_Task description_
Each entry that follows is to be retyped exactly. Pictures do not belong in the copy.

-- begin Exercise materials --

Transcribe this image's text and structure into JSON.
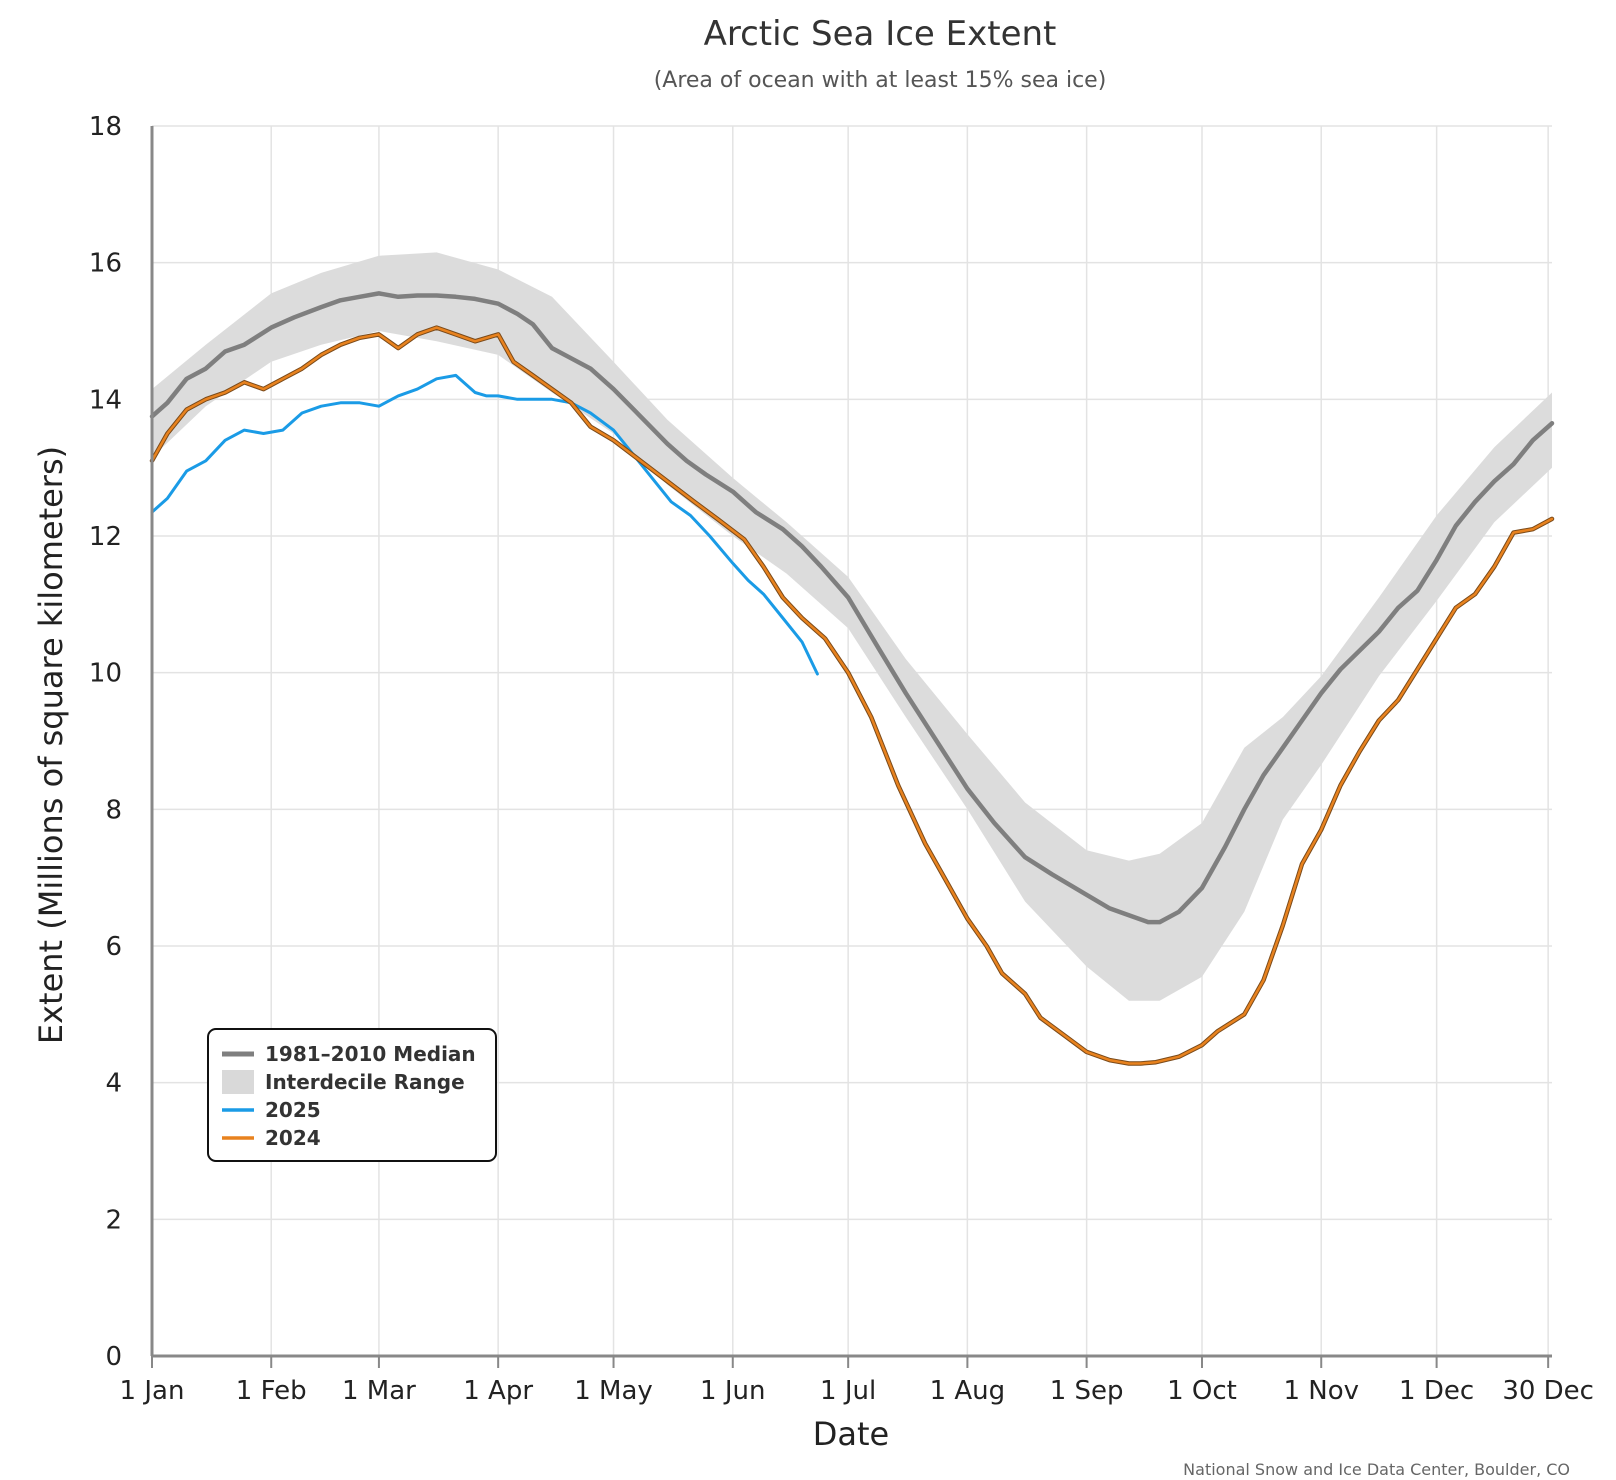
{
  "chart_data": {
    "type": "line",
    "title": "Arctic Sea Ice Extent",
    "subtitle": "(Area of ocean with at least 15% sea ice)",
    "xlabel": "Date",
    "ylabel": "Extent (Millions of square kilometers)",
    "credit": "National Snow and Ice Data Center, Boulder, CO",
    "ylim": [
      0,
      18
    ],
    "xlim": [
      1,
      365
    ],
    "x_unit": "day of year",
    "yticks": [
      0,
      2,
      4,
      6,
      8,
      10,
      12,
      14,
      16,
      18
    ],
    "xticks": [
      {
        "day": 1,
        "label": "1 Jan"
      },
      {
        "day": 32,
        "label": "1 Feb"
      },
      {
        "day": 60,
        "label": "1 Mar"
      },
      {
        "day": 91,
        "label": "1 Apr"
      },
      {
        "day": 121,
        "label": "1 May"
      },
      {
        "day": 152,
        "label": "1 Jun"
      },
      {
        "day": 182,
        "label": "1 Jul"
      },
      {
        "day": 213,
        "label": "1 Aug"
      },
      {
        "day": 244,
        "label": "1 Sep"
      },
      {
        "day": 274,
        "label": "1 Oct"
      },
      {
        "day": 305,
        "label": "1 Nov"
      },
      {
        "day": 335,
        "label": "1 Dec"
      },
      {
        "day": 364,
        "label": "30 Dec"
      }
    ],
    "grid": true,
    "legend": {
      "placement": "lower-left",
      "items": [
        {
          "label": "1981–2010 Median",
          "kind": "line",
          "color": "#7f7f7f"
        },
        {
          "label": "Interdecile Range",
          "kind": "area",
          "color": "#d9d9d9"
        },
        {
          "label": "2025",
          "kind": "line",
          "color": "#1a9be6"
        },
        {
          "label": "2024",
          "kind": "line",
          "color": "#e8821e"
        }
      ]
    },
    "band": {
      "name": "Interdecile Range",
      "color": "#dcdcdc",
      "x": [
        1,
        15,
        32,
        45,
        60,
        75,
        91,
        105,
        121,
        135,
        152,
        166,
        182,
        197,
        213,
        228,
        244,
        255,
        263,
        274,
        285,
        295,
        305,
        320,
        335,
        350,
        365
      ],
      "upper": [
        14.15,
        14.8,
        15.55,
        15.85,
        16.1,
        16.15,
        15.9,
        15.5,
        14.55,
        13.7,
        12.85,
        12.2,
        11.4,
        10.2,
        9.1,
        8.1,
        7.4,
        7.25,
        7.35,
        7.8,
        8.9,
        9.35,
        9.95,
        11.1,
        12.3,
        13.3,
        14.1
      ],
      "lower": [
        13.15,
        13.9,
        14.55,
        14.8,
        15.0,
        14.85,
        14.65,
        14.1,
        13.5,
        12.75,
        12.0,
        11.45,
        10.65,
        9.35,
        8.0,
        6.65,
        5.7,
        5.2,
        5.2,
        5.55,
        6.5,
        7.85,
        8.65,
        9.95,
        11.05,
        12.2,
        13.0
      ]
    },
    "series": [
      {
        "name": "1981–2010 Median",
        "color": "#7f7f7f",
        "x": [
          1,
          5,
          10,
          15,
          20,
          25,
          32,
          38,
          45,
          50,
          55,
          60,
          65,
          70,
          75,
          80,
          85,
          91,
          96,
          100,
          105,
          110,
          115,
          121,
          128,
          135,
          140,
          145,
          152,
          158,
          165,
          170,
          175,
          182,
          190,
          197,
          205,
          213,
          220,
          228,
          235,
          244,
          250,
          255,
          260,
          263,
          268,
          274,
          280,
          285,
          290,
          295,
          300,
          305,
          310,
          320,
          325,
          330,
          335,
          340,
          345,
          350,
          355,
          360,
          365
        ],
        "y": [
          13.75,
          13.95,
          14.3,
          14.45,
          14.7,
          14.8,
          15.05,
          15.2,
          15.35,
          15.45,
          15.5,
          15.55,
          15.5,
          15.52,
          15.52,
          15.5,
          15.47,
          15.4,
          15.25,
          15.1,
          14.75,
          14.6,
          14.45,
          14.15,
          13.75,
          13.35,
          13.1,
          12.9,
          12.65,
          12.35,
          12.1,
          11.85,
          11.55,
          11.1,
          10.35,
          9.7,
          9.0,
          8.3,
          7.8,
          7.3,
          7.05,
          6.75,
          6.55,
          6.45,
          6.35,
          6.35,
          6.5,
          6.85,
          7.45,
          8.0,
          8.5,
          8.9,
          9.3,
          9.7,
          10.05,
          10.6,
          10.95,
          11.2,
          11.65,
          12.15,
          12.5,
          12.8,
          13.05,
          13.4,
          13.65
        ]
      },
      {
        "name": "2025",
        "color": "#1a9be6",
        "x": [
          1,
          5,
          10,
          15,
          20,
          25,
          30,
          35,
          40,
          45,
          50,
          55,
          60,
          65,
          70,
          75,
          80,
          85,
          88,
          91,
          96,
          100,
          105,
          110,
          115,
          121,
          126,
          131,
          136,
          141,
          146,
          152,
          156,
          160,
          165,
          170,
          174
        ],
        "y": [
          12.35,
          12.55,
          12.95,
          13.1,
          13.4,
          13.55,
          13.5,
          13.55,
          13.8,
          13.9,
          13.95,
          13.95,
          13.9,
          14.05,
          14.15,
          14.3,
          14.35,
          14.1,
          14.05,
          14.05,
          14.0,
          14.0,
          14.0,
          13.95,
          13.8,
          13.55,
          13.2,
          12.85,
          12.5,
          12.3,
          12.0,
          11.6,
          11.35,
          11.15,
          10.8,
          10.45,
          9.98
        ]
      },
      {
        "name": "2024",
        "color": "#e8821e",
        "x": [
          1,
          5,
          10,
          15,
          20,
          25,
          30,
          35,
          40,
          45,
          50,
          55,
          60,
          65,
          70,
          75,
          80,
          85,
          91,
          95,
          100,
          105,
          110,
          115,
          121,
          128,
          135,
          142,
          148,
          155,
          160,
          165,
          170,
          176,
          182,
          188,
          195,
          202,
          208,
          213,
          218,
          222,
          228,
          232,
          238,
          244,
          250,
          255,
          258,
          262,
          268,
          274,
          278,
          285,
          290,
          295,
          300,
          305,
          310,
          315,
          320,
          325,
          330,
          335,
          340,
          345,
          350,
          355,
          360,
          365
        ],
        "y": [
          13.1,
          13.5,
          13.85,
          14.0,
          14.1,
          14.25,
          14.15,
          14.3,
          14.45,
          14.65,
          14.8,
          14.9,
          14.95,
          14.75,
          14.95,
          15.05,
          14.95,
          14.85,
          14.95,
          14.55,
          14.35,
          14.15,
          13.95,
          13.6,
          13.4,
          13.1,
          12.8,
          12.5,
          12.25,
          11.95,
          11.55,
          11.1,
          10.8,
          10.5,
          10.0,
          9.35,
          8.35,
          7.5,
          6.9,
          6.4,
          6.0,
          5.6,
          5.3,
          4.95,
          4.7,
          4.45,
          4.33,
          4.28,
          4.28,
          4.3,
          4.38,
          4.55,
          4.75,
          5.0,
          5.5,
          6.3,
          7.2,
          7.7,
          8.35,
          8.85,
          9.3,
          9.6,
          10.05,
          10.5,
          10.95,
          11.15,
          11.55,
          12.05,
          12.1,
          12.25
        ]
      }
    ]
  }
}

-- end Exercise materials --

_Solution to the exercise_
Transcribe this image's text and structure into JSON.
{
  "chart_data": {
    "type": "line",
    "title": "Arctic Sea Ice Extent",
    "subtitle": "(Area of ocean with at least 15% sea ice)",
    "xlabel": "Date",
    "ylabel": "Extent (Millions of square kilometers)",
    "credit": "National Snow and Ice Data Center, Boulder, CO",
    "ylim": [
      0,
      18
    ],
    "xlim": [
      1,
      365
    ],
    "x_unit": "day of year",
    "yticks": [
      0,
      2,
      4,
      6,
      8,
      10,
      12,
      14,
      16,
      18
    ],
    "xticks": [
      {
        "day": 1,
        "label": "1 Jan"
      },
      {
        "day": 32,
        "label": "1 Feb"
      },
      {
        "day": 60,
        "label": "1 Mar"
      },
      {
        "day": 91,
        "label": "1 Apr"
      },
      {
        "day": 121,
        "label": "1 May"
      },
      {
        "day": 152,
        "label": "1 Jun"
      },
      {
        "day": 182,
        "label": "1 Jul"
      },
      {
        "day": 213,
        "label": "1 Aug"
      },
      {
        "day": 244,
        "label": "1 Sep"
      },
      {
        "day": 274,
        "label": "1 Oct"
      },
      {
        "day": 305,
        "label": "1 Nov"
      },
      {
        "day": 335,
        "label": "1 Dec"
      },
      {
        "day": 364,
        "label": "30 Dec"
      }
    ],
    "grid": true,
    "legend": {
      "placement": "lower-left",
      "items": [
        {
          "label": "1981–2010 Median",
          "kind": "line",
          "color": "#7f7f7f"
        },
        {
          "label": "Interdecile Range",
          "kind": "area",
          "color": "#d9d9d9"
        },
        {
          "label": "2025",
          "kind": "line",
          "color": "#1a9be6"
        },
        {
          "label": "2024",
          "kind": "line",
          "color": "#e8821e"
        }
      ]
    },
    "band": {
      "name": "Interdecile Range",
      "color": "#dcdcdc",
      "x": [
        1,
        15,
        32,
        45,
        60,
        75,
        91,
        105,
        121,
        135,
        152,
        166,
        182,
        197,
        213,
        228,
        244,
        255,
        263,
        274,
        285,
        295,
        305,
        320,
        335,
        350,
        365
      ],
      "upper": [
        14.15,
        14.8,
        15.55,
        15.85,
        16.1,
        16.15,
        15.9,
        15.5,
        14.55,
        13.7,
        12.85,
        12.2,
        11.4,
        10.2,
        9.1,
        8.1,
        7.4,
        7.25,
        7.35,
        7.8,
        8.9,
        9.35,
        9.95,
        11.1,
        12.3,
        13.3,
        14.1
      ],
      "lower": [
        13.15,
        13.9,
        14.55,
        14.8,
        15.0,
        14.85,
        14.65,
        14.1,
        13.5,
        12.75,
        12.0,
        11.45,
        10.65,
        9.35,
        8.0,
        6.65,
        5.7,
        5.2,
        5.2,
        5.55,
        6.5,
        7.85,
        8.65,
        9.95,
        11.05,
        12.2,
        13.0
      ]
    },
    "series": [
      {
        "name": "1981–2010 Median",
        "color": "#7f7f7f",
        "x": [
          1,
          5,
          10,
          15,
          20,
          25,
          32,
          38,
          45,
          50,
          55,
          60,
          65,
          70,
          75,
          80,
          85,
          91,
          96,
          100,
          105,
          110,
          115,
          121,
          128,
          135,
          140,
          145,
          152,
          158,
          165,
          170,
          175,
          182,
          190,
          197,
          205,
          213,
          220,
          228,
          235,
          244,
          250,
          255,
          260,
          263,
          268,
          274,
          280,
          285,
          290,
          295,
          300,
          305,
          310,
          320,
          325,
          330,
          335,
          340,
          345,
          350,
          355,
          360,
          365
        ],
        "y": [
          13.75,
          13.95,
          14.3,
          14.45,
          14.7,
          14.8,
          15.05,
          15.2,
          15.35,
          15.45,
          15.5,
          15.55,
          15.5,
          15.52,
          15.52,
          15.5,
          15.47,
          15.4,
          15.25,
          15.1,
          14.75,
          14.6,
          14.45,
          14.15,
          13.75,
          13.35,
          13.1,
          12.9,
          12.65,
          12.35,
          12.1,
          11.85,
          11.55,
          11.1,
          10.35,
          9.7,
          9.0,
          8.3,
          7.8,
          7.3,
          7.05,
          6.75,
          6.55,
          6.45,
          6.35,
          6.35,
          6.5,
          6.85,
          7.45,
          8.0,
          8.5,
          8.9,
          9.3,
          9.7,
          10.05,
          10.6,
          10.95,
          11.2,
          11.65,
          12.15,
          12.5,
          12.8,
          13.05,
          13.4,
          13.65
        ]
      },
      {
        "name": "2025",
        "color": "#1a9be6",
        "x": [
          1,
          5,
          10,
          15,
          20,
          25,
          30,
          35,
          40,
          45,
          50,
          55,
          60,
          65,
          70,
          75,
          80,
          85,
          88,
          91,
          96,
          100,
          105,
          110,
          115,
          121,
          126,
          131,
          136,
          141,
          146,
          152,
          156,
          160,
          165,
          170,
          174
        ],
        "y": [
          12.35,
          12.55,
          12.95,
          13.1,
          13.4,
          13.55,
          13.5,
          13.55,
          13.8,
          13.9,
          13.95,
          13.95,
          13.9,
          14.05,
          14.15,
          14.3,
          14.35,
          14.1,
          14.05,
          14.05,
          14.0,
          14.0,
          14.0,
          13.95,
          13.8,
          13.55,
          13.2,
          12.85,
          12.5,
          12.3,
          12.0,
          11.6,
          11.35,
          11.15,
          10.8,
          10.45,
          9.98
        ]
      },
      {
        "name": "2024",
        "color": "#e8821e",
        "x": [
          1,
          5,
          10,
          15,
          20,
          25,
          30,
          35,
          40,
          45,
          50,
          55,
          60,
          65,
          70,
          75,
          80,
          85,
          91,
          95,
          100,
          105,
          110,
          115,
          121,
          128,
          135,
          142,
          148,
          155,
          160,
          165,
          170,
          176,
          182,
          188,
          195,
          202,
          208,
          213,
          218,
          222,
          228,
          232,
          238,
          244,
          250,
          255,
          258,
          262,
          268,
          274,
          278,
          285,
          290,
          295,
          300,
          305,
          310,
          315,
          320,
          325,
          330,
          335,
          340,
          345,
          350,
          355,
          360,
          365
        ],
        "y": [
          13.1,
          13.5,
          13.85,
          14.0,
          14.1,
          14.25,
          14.15,
          14.3,
          14.45,
          14.65,
          14.8,
          14.9,
          14.95,
          14.75,
          14.95,
          15.05,
          14.95,
          14.85,
          14.95,
          14.55,
          14.35,
          14.15,
          13.95,
          13.6,
          13.4,
          13.1,
          12.8,
          12.5,
          12.25,
          11.95,
          11.55,
          11.1,
          10.8,
          10.5,
          10.0,
          9.35,
          8.35,
          7.5,
          6.9,
          6.4,
          6.0,
          5.6,
          5.3,
          4.95,
          4.7,
          4.45,
          4.33,
          4.28,
          4.28,
          4.3,
          4.38,
          4.55,
          4.75,
          5.0,
          5.5,
          6.3,
          7.2,
          7.7,
          8.35,
          8.85,
          9.3,
          9.6,
          10.05,
          10.5,
          10.95,
          11.15,
          11.55,
          12.05,
          12.1,
          12.25
        ]
      }
    ]
  }
}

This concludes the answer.